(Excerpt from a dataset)
+-------+
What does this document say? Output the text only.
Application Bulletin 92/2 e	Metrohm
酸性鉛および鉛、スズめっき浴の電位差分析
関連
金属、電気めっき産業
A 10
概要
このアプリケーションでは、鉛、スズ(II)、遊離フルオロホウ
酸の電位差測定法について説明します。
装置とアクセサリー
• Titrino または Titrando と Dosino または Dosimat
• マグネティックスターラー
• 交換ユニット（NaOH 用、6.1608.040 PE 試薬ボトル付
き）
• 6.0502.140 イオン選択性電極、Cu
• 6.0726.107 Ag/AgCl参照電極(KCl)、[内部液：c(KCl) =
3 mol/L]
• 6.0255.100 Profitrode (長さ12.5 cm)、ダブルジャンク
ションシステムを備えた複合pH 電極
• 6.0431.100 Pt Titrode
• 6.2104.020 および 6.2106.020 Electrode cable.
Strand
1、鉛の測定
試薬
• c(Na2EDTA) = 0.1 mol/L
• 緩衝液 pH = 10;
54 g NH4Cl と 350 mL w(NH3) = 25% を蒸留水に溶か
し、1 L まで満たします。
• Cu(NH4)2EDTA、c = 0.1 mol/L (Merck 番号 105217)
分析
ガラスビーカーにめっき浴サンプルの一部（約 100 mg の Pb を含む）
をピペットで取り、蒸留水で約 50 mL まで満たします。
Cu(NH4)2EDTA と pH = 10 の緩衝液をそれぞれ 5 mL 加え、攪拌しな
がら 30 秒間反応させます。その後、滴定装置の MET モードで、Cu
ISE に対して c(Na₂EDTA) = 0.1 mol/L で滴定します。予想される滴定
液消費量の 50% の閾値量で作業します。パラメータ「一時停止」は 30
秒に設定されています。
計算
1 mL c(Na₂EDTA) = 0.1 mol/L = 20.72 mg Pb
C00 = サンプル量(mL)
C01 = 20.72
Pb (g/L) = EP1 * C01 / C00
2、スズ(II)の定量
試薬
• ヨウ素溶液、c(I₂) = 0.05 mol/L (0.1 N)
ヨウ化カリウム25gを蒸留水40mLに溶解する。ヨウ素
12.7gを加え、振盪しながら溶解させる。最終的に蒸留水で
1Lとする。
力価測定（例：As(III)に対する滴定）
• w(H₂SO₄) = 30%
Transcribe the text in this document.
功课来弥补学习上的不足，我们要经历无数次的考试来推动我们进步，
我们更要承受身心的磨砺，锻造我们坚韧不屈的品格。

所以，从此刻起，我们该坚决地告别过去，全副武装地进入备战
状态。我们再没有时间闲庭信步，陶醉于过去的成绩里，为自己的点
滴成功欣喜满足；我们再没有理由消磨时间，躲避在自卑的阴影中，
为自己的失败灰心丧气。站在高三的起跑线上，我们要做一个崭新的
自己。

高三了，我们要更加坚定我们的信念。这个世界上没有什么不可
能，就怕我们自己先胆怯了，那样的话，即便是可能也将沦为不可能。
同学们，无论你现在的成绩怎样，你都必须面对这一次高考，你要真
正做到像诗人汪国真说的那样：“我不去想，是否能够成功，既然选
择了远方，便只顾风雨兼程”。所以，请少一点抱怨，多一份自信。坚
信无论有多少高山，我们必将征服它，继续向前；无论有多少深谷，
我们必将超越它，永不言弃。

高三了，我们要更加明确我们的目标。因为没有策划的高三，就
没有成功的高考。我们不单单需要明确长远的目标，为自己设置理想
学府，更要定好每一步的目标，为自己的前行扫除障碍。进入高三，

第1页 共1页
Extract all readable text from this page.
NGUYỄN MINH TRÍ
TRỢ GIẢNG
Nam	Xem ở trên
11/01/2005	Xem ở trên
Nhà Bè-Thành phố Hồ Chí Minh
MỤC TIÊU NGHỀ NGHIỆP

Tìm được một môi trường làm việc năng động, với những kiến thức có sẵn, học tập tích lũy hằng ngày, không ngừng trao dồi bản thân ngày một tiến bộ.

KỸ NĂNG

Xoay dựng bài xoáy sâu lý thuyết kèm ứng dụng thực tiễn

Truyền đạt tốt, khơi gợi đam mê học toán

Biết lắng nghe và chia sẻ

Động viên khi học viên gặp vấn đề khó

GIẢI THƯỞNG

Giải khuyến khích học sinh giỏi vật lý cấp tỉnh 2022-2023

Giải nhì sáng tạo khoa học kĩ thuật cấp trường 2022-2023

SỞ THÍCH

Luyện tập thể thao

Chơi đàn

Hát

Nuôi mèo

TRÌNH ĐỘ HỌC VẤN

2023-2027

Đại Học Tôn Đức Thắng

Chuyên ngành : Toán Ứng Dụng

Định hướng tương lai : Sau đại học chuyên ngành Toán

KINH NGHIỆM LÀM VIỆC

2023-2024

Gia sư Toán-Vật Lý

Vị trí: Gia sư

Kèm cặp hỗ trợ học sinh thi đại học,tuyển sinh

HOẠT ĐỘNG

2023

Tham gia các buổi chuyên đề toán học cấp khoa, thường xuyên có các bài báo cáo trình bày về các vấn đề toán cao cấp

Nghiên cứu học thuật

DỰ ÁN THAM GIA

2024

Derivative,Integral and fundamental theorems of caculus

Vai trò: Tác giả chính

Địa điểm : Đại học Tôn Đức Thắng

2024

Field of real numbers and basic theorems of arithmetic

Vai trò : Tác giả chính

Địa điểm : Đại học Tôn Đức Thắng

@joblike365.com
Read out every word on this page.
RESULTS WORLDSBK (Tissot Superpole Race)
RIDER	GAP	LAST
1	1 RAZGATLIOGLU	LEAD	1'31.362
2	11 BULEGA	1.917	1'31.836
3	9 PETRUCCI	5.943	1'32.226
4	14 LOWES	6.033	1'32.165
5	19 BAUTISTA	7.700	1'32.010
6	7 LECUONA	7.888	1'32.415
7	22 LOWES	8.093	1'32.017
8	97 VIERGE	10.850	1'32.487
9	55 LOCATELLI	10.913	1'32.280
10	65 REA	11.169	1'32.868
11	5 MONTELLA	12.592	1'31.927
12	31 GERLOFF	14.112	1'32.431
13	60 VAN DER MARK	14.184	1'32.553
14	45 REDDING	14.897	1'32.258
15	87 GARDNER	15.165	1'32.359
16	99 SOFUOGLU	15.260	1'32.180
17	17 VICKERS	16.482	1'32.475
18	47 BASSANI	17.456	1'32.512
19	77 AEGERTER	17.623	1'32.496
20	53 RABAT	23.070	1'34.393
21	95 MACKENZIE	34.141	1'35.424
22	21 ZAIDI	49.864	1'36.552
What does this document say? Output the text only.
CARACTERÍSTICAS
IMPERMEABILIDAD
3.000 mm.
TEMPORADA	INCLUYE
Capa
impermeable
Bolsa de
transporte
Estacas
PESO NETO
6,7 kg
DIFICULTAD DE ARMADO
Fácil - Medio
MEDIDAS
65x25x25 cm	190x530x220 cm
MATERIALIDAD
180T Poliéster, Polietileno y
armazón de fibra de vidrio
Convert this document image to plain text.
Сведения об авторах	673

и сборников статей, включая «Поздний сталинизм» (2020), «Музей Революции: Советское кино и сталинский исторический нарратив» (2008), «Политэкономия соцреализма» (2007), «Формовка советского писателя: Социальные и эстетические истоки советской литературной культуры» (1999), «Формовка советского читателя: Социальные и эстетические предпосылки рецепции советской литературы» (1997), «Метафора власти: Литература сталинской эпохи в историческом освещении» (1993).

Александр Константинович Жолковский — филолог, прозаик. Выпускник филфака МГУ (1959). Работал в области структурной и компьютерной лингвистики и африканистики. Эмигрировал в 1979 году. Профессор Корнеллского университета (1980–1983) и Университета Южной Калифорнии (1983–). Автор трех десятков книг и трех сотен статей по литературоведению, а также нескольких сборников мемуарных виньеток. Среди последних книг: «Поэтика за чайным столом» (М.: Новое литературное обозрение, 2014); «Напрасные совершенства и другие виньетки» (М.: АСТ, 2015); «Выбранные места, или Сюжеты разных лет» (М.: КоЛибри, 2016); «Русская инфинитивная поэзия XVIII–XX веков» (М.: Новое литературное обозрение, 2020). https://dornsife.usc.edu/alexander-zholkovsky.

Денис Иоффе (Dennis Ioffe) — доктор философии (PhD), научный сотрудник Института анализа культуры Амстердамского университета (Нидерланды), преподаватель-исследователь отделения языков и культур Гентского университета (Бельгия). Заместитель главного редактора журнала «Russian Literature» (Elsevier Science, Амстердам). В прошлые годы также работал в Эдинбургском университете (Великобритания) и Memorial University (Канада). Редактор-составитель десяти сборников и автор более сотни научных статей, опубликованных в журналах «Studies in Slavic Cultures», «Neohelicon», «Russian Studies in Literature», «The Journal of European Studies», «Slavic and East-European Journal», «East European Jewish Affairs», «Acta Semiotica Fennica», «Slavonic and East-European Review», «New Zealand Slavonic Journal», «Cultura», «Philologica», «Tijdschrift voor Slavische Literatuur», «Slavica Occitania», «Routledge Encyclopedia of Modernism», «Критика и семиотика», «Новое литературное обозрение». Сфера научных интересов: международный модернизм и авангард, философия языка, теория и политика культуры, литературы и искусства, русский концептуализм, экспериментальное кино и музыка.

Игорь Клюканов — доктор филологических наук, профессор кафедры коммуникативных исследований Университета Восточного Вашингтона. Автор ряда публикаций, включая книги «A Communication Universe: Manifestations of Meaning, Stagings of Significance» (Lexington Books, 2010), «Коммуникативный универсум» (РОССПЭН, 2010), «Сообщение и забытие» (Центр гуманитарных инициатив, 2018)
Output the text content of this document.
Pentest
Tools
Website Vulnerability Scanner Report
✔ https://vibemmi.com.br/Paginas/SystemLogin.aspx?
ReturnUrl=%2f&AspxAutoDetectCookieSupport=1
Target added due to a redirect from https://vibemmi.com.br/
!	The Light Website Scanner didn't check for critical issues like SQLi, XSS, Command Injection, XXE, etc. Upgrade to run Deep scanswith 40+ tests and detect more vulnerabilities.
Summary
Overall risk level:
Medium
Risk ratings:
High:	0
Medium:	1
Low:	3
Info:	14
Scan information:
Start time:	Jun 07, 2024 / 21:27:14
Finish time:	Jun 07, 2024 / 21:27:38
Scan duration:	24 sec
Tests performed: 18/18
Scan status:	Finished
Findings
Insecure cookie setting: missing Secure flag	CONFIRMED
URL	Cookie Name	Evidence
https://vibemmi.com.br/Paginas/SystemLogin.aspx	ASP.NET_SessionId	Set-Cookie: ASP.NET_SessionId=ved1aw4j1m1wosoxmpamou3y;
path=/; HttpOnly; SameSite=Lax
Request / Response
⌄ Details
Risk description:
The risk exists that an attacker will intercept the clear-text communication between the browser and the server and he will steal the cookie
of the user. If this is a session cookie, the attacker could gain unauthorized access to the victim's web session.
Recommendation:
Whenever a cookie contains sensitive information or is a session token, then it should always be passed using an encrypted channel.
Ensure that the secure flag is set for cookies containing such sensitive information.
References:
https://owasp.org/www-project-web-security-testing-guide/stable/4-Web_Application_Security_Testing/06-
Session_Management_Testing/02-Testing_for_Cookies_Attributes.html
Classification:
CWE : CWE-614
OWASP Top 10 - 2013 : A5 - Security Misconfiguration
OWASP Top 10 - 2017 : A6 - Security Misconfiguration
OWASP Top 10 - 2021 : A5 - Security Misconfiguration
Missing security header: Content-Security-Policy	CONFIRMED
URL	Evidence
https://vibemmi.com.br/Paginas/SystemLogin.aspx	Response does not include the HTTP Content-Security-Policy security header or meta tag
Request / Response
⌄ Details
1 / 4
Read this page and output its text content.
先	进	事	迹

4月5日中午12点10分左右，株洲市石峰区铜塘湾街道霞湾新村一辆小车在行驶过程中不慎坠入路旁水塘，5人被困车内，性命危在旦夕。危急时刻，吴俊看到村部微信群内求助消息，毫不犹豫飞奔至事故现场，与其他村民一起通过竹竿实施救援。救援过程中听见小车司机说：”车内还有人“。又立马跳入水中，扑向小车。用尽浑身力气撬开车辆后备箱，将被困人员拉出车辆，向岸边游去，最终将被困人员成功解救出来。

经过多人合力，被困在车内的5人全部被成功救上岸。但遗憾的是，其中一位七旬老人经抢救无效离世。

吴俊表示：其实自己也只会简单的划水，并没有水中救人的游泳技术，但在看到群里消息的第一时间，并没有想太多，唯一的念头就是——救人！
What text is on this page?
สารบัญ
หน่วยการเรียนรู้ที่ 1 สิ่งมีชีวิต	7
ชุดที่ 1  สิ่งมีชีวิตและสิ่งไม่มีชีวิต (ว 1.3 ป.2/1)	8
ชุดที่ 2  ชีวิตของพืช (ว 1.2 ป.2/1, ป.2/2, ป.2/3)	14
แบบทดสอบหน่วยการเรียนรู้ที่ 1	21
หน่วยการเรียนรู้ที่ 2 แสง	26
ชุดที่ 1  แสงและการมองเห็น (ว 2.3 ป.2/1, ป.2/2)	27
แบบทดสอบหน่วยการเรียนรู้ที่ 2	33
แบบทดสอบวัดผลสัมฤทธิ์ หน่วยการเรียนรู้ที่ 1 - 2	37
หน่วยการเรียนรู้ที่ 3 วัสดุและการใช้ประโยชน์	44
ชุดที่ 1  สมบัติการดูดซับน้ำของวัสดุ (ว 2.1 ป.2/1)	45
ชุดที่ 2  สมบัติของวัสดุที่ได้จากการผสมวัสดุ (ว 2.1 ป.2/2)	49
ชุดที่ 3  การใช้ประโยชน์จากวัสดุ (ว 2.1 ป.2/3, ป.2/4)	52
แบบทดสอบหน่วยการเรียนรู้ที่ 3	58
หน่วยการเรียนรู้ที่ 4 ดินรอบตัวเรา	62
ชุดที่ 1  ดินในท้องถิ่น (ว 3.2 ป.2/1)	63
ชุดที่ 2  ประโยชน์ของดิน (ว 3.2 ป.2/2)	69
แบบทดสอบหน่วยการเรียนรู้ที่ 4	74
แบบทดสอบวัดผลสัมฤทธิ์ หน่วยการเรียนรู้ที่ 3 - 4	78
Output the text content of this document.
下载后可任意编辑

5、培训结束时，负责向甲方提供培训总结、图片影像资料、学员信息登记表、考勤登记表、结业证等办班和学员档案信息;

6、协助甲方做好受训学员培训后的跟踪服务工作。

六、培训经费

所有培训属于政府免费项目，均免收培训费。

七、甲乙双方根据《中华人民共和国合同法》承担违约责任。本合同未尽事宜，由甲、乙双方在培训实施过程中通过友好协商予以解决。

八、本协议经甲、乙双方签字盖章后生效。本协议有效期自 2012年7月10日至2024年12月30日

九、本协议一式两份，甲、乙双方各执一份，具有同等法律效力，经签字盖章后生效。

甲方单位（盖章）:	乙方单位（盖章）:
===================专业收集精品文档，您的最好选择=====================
+-------+
Search the listing for the word "Scanner" and return each line that holds it.

### Result of this task
Website Vulnerability Scanner Report
!	The Light Website Scanner didn't check for critical issues like SQLi, XSS, Command Injection, XXE, etc. Upgrade to run Deep scanswith 40+ tests and detect more vulnerabilities.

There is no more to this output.